Do this: Copy out all lines of the records in which the word "plague" appears.

Records for the exercise:
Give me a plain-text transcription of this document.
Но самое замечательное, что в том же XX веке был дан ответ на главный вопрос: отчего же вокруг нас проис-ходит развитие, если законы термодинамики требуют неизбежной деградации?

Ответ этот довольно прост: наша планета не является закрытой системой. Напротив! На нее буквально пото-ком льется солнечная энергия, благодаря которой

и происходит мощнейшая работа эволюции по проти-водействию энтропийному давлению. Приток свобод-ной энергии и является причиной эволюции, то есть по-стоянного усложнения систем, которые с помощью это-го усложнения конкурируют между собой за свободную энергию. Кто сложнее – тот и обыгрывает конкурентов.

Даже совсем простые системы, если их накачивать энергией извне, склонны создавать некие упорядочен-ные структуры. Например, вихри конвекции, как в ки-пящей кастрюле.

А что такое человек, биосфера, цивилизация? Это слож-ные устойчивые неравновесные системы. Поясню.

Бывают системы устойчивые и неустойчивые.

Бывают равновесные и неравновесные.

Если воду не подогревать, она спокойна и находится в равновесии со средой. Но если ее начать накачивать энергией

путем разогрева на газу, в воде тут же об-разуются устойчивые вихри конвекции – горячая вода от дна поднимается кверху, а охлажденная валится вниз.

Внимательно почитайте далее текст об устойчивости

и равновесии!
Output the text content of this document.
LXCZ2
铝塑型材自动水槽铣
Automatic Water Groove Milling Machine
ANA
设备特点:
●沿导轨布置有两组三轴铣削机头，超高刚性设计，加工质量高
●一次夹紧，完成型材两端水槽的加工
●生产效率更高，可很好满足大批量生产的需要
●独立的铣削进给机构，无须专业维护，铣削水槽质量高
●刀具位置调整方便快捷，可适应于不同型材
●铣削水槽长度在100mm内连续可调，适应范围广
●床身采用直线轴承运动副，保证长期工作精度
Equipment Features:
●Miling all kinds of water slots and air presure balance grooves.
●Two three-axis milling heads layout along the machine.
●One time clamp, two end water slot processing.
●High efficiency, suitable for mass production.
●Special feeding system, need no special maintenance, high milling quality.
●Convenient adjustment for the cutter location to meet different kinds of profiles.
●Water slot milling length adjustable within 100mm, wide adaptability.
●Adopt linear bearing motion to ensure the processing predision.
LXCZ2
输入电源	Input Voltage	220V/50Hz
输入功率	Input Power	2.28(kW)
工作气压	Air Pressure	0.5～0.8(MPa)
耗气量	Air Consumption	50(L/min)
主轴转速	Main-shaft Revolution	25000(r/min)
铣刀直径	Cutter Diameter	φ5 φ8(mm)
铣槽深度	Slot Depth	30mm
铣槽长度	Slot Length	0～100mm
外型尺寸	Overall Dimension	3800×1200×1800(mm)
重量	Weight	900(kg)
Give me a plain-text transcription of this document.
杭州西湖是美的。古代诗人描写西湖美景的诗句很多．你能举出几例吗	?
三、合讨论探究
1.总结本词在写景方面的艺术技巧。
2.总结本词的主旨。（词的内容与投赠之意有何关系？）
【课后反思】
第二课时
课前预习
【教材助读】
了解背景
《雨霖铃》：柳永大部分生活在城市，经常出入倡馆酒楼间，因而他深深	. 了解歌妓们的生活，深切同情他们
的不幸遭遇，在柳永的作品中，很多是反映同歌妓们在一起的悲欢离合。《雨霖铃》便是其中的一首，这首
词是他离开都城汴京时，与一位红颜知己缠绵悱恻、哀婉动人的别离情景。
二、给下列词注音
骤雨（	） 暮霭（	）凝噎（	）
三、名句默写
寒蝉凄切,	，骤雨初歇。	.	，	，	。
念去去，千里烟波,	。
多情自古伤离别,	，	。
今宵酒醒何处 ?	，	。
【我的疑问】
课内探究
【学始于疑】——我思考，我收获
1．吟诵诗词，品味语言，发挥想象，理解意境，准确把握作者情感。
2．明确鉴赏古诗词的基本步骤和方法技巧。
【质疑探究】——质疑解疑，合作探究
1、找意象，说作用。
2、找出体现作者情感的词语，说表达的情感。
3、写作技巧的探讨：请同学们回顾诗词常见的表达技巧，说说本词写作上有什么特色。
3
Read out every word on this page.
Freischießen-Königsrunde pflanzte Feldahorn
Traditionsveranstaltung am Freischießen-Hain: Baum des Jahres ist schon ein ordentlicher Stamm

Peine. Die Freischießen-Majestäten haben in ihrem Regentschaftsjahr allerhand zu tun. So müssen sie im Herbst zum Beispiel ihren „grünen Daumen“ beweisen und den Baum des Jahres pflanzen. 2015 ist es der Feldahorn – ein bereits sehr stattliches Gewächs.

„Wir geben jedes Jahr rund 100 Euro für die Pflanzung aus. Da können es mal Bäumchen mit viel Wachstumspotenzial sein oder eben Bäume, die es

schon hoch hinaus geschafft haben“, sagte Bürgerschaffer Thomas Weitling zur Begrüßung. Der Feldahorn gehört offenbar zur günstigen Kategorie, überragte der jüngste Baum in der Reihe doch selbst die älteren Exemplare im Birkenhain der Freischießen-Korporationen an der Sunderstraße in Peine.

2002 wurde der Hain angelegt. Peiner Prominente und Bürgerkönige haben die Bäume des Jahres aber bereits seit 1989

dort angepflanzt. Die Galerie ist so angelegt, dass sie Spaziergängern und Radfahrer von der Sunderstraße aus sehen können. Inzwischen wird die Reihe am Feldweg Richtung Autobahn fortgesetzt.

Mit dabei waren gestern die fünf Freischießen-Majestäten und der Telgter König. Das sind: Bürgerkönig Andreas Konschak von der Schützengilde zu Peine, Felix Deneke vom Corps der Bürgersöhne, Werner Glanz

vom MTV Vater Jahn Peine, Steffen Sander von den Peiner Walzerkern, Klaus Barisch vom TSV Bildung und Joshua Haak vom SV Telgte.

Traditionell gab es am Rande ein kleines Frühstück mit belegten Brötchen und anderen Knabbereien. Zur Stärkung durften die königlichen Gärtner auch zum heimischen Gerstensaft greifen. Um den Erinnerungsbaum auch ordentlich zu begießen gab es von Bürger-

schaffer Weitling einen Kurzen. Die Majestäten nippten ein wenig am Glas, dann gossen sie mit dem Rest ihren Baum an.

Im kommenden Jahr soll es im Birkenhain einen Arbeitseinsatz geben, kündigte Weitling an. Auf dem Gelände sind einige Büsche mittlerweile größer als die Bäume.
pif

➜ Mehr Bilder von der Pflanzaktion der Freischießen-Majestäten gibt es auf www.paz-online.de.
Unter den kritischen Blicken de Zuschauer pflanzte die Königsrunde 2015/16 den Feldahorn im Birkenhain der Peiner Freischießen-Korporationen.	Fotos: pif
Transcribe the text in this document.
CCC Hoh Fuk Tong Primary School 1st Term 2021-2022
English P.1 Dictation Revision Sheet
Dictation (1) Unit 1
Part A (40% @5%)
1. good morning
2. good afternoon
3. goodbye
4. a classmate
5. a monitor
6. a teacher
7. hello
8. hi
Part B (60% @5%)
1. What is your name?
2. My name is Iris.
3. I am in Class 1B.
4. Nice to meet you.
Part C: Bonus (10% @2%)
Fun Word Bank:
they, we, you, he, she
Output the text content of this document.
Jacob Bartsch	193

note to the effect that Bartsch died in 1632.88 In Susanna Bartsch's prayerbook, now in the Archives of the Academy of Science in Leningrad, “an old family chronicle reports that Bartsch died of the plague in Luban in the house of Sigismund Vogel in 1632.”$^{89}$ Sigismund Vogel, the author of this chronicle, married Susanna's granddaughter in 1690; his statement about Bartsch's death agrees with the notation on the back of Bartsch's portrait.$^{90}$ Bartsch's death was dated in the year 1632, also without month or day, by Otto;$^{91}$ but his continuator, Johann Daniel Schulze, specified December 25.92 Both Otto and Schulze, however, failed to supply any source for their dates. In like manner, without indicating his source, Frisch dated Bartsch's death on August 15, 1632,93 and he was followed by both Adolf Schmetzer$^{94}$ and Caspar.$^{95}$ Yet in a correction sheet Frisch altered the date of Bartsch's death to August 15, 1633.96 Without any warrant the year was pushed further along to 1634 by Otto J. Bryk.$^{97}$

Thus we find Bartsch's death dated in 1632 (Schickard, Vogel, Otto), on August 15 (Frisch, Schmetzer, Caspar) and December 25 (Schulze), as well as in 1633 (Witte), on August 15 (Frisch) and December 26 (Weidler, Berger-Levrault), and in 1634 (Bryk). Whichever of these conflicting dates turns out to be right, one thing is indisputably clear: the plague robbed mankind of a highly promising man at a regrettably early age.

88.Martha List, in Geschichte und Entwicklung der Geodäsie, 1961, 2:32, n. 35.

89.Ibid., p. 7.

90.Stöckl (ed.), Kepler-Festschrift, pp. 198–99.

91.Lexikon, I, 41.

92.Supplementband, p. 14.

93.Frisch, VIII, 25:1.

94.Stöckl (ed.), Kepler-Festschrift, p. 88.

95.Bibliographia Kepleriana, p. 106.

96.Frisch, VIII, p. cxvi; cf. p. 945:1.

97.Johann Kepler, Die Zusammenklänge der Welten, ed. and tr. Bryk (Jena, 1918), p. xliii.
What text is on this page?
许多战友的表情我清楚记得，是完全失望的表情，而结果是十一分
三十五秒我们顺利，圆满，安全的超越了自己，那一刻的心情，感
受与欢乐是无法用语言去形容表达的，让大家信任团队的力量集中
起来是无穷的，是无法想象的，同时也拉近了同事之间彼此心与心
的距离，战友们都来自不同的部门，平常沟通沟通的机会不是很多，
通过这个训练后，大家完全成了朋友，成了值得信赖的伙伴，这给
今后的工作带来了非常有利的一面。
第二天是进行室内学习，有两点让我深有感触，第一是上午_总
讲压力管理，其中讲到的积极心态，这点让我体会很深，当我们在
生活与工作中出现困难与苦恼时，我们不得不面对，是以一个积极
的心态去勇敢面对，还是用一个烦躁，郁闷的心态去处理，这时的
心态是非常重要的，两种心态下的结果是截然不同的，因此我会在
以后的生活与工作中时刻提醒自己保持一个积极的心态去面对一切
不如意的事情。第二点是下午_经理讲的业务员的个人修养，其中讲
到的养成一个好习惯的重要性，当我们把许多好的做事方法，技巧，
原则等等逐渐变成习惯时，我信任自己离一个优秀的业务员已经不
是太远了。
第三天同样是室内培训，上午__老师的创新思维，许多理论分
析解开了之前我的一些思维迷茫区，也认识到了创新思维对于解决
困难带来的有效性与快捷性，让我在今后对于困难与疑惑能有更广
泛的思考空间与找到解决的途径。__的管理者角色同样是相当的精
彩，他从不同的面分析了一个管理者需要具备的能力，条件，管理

Answer to the exercise:
note to the effect that Bartsch died in 1632.88 In Susanna Bartsch's prayerbook, now in the Archives of the Academy of Science in Leningrad, “an old family chronicle reports that Bartsch died of the plague in Luban in the house of Sigismund Vogel in 1632.”$^{89}$ Sigismund Vogel, the author of this chronicle, married Susanna's granddaughter in 1690; his statement about Bartsch's death agrees with the notation on the back of Bartsch's portrait.$^{90}$ Bartsch's death was dated in the year 1632, also without month or day, by Otto;$^{91}$ but his continuator, Johann Daniel Schulze, specified December 25.92 Both Otto and Schulze, however, failed to supply any source for their dates. In like manner, without indicating his source, Frisch dated Bartsch's death on August 15, 1632,93 and he was followed by both Adolf Schmetzer$^{94}$ and Caspar.$^{95}$ Yet in a correction sheet Frisch altered the date of Bartsch's death to August 15, 1633.96 Without any warrant the year was pushed further along to 1634 by Otto J. Bryk.$^{97}$
Thus we find Bartsch's death dated in 1632 (Schickard, Vogel, Otto), on August 15 (Frisch, Schmetzer, Caspar) and December 25 (Schulze), as well as in 1633 (Witte), on August 15 (Frisch) and December 26 (Weidler, Berger-Levrault), and in 1634 (Bryk). Whichever of these conflicting dates turns out to be right, one thing is indisputably clear: the plague robbed mankind of a highly promising man at a regrettably early age.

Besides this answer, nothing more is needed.